- [EXERCISE PROMPT]
Extract each line containing the string "targetClass".

Data records

----

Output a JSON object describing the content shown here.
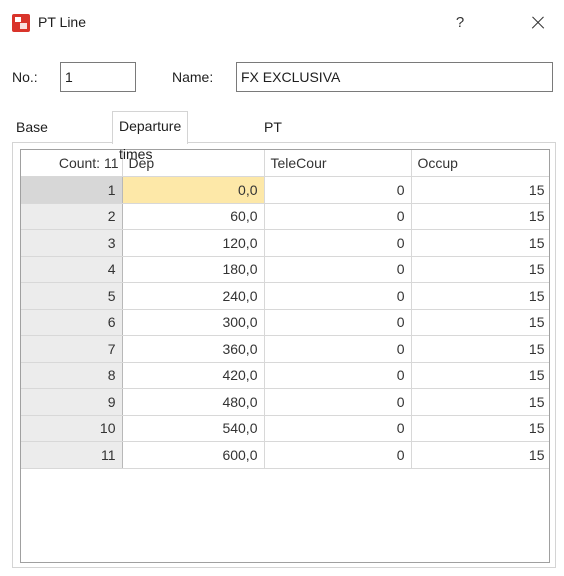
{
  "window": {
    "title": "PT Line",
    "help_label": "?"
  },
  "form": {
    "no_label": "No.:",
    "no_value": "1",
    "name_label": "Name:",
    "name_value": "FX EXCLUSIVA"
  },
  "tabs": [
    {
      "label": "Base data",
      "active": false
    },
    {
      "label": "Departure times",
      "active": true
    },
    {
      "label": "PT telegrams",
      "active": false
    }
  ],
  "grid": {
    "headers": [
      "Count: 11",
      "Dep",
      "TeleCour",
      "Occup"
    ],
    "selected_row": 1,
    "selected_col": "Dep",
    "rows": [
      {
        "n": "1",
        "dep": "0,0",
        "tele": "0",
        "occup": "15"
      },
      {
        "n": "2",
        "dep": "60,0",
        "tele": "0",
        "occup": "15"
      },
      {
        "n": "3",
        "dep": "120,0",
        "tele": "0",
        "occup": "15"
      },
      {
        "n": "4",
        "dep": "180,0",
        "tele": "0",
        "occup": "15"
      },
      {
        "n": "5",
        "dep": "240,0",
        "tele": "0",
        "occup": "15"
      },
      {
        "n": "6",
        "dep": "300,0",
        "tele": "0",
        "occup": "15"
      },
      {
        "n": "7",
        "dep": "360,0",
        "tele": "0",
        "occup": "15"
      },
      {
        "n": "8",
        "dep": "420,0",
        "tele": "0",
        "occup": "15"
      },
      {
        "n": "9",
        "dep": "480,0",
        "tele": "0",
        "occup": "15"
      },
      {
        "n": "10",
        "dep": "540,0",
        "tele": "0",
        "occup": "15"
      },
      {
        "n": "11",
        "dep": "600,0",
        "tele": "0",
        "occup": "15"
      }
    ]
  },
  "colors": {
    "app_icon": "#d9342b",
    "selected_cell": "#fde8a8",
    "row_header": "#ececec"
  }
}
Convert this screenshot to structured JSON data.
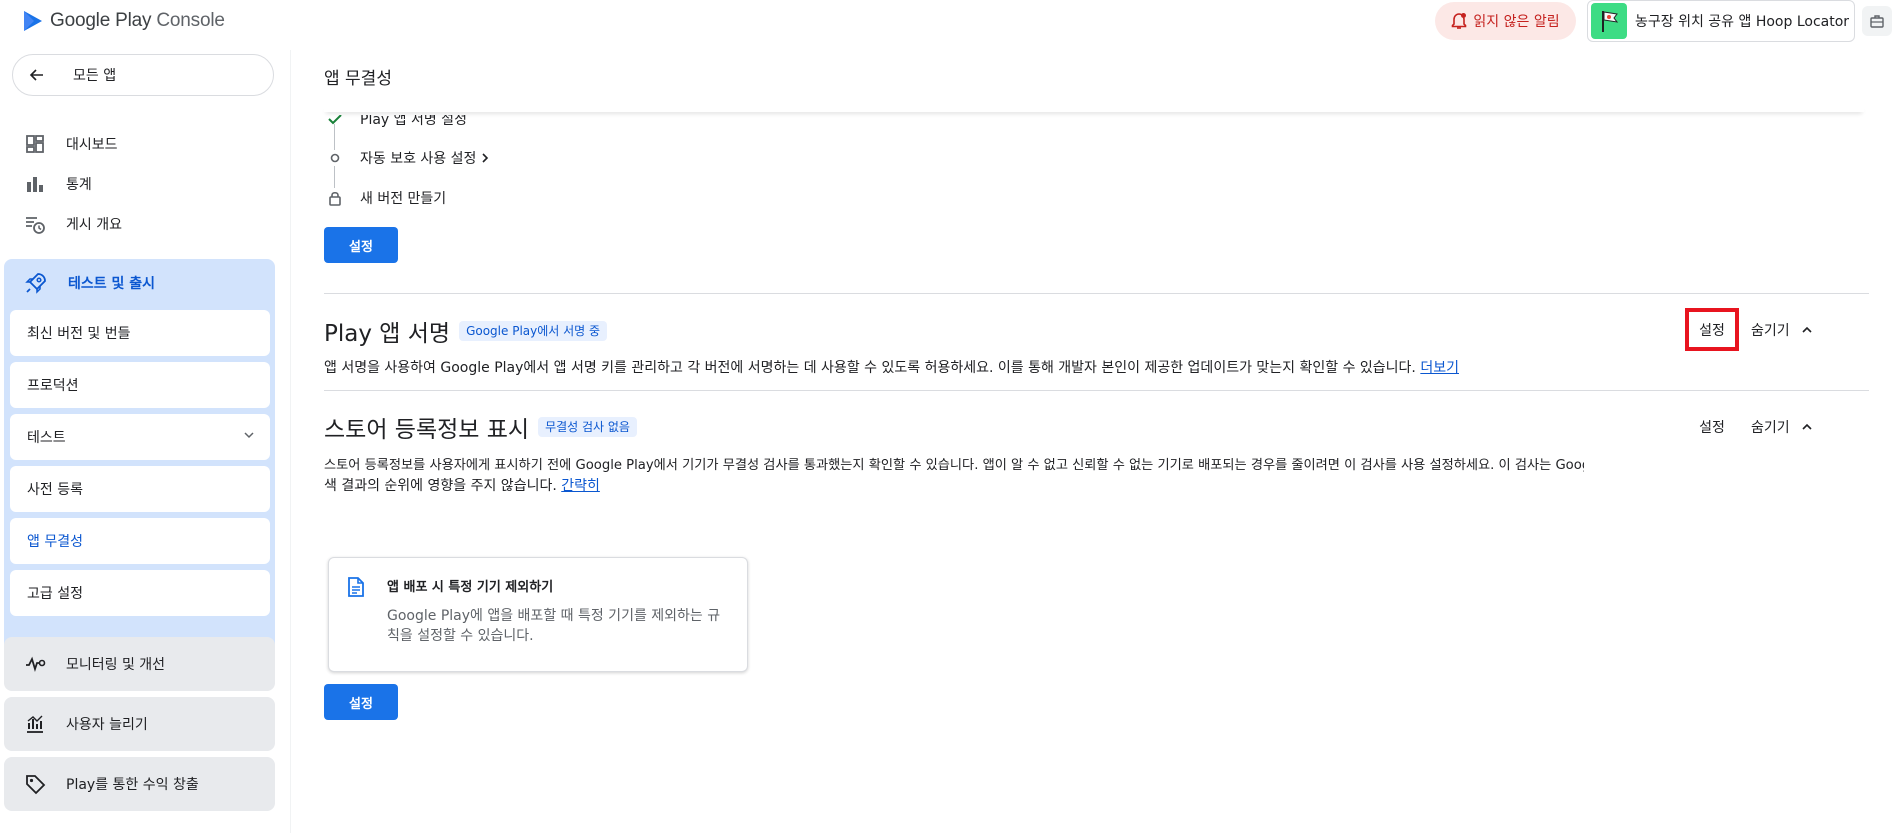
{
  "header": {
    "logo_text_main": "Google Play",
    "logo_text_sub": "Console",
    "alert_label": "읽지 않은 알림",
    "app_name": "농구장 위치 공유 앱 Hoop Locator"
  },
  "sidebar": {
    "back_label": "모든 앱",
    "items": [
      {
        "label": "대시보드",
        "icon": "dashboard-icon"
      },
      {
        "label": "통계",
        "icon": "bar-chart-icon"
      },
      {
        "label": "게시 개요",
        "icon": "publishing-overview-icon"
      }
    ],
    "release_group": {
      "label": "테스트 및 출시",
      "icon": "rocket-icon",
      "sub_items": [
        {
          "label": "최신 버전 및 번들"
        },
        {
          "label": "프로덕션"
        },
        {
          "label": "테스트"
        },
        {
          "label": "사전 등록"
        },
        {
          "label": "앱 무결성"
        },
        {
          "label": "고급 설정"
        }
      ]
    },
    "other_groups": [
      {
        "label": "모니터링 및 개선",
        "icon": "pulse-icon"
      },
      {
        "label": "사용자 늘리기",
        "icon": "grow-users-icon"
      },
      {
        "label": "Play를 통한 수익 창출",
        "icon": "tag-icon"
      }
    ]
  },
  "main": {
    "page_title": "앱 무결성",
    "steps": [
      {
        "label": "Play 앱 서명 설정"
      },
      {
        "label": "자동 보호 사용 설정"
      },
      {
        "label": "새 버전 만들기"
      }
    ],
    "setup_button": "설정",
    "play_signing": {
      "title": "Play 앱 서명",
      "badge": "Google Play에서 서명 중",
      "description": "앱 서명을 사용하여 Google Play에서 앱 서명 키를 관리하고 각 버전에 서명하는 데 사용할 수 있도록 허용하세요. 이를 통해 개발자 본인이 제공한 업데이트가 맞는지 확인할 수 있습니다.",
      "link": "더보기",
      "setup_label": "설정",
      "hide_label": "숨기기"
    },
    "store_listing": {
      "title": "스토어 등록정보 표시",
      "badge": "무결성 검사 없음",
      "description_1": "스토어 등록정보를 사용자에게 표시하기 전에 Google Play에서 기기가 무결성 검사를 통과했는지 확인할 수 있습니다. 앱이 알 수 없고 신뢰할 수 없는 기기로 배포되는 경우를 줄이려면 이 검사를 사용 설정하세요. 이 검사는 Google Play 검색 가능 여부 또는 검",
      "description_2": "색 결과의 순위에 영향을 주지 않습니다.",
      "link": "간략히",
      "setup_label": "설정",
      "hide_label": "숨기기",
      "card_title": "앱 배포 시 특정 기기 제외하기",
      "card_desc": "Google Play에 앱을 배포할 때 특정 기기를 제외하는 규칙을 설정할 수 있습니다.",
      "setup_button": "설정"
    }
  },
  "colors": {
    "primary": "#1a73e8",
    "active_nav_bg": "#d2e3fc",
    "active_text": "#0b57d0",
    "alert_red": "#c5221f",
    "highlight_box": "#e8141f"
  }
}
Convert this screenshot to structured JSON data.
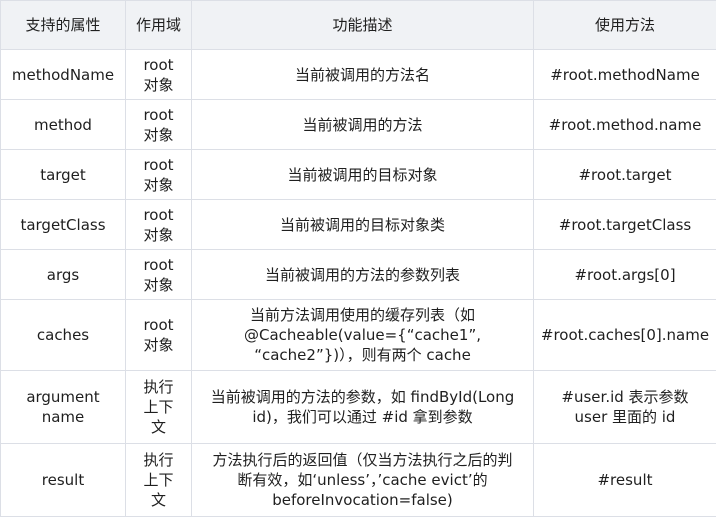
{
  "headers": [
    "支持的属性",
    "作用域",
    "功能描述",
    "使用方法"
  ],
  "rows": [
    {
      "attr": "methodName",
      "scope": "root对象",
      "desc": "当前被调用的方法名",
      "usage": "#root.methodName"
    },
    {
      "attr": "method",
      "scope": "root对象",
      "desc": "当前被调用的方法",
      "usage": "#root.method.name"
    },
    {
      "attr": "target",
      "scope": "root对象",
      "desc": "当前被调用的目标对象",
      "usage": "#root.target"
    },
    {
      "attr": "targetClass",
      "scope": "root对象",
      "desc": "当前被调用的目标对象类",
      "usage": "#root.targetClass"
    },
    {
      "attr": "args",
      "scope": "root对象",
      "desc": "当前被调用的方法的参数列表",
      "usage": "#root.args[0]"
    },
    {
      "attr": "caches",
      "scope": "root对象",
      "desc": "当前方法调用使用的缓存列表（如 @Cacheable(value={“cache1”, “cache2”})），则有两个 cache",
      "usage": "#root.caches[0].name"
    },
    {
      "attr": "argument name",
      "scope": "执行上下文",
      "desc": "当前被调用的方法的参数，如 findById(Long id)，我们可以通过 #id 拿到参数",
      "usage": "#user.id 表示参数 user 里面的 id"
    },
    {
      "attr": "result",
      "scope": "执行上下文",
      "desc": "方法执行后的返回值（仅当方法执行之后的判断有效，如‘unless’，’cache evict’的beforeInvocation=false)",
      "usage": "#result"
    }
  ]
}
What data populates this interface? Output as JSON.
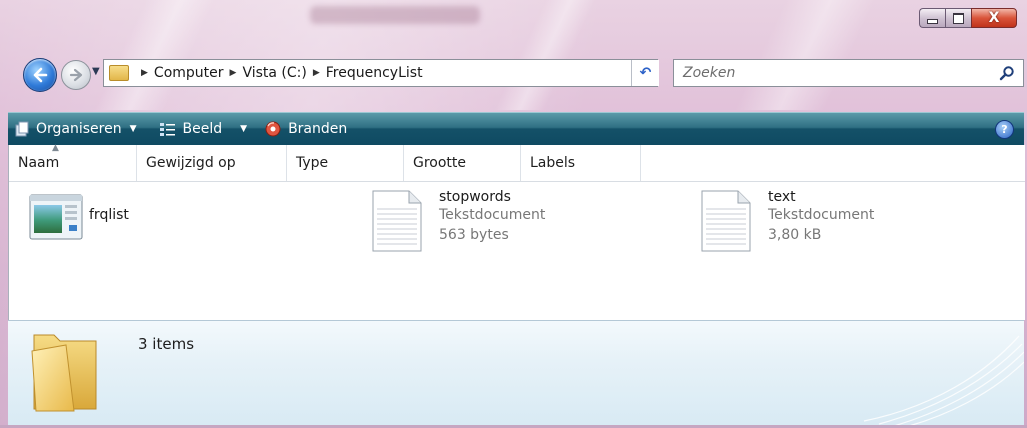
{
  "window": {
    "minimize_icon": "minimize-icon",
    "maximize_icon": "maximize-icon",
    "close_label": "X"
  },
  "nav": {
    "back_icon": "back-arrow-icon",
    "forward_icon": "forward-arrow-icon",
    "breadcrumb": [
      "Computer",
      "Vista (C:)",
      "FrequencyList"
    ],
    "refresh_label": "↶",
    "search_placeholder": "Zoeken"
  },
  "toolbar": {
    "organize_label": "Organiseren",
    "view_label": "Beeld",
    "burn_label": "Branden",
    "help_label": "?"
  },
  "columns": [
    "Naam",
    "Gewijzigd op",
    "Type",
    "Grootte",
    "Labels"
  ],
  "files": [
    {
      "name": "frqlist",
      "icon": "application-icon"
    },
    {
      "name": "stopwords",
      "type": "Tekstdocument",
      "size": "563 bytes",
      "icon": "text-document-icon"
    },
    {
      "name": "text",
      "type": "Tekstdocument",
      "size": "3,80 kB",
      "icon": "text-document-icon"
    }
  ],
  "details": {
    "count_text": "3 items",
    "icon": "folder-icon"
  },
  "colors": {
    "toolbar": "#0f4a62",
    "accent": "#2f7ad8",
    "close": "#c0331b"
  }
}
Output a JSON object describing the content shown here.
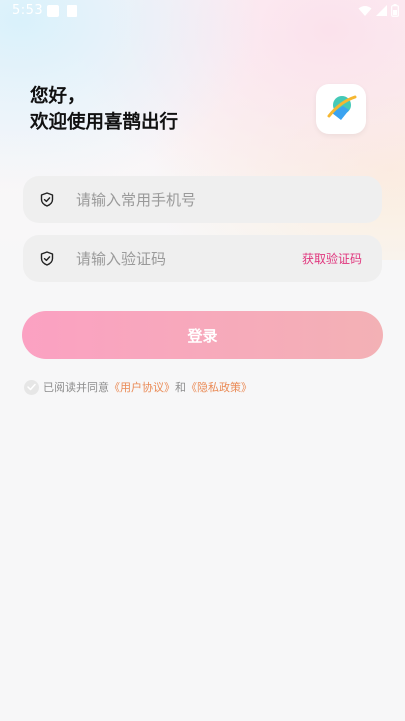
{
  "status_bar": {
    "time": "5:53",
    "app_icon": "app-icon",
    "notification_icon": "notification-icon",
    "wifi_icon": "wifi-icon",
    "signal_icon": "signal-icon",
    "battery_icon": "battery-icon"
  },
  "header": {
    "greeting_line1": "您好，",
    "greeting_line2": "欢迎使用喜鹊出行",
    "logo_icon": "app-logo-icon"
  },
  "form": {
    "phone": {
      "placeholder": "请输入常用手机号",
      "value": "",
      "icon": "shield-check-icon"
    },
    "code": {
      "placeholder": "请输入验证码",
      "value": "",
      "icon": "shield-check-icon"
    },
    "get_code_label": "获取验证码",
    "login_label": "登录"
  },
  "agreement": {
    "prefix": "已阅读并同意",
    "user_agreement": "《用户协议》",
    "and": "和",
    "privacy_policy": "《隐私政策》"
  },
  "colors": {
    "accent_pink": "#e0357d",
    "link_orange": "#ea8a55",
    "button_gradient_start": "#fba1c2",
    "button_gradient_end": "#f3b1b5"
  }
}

----

- [SOLUTION]
      "attr": "targetClass",
      "usage": "#root.targetClass"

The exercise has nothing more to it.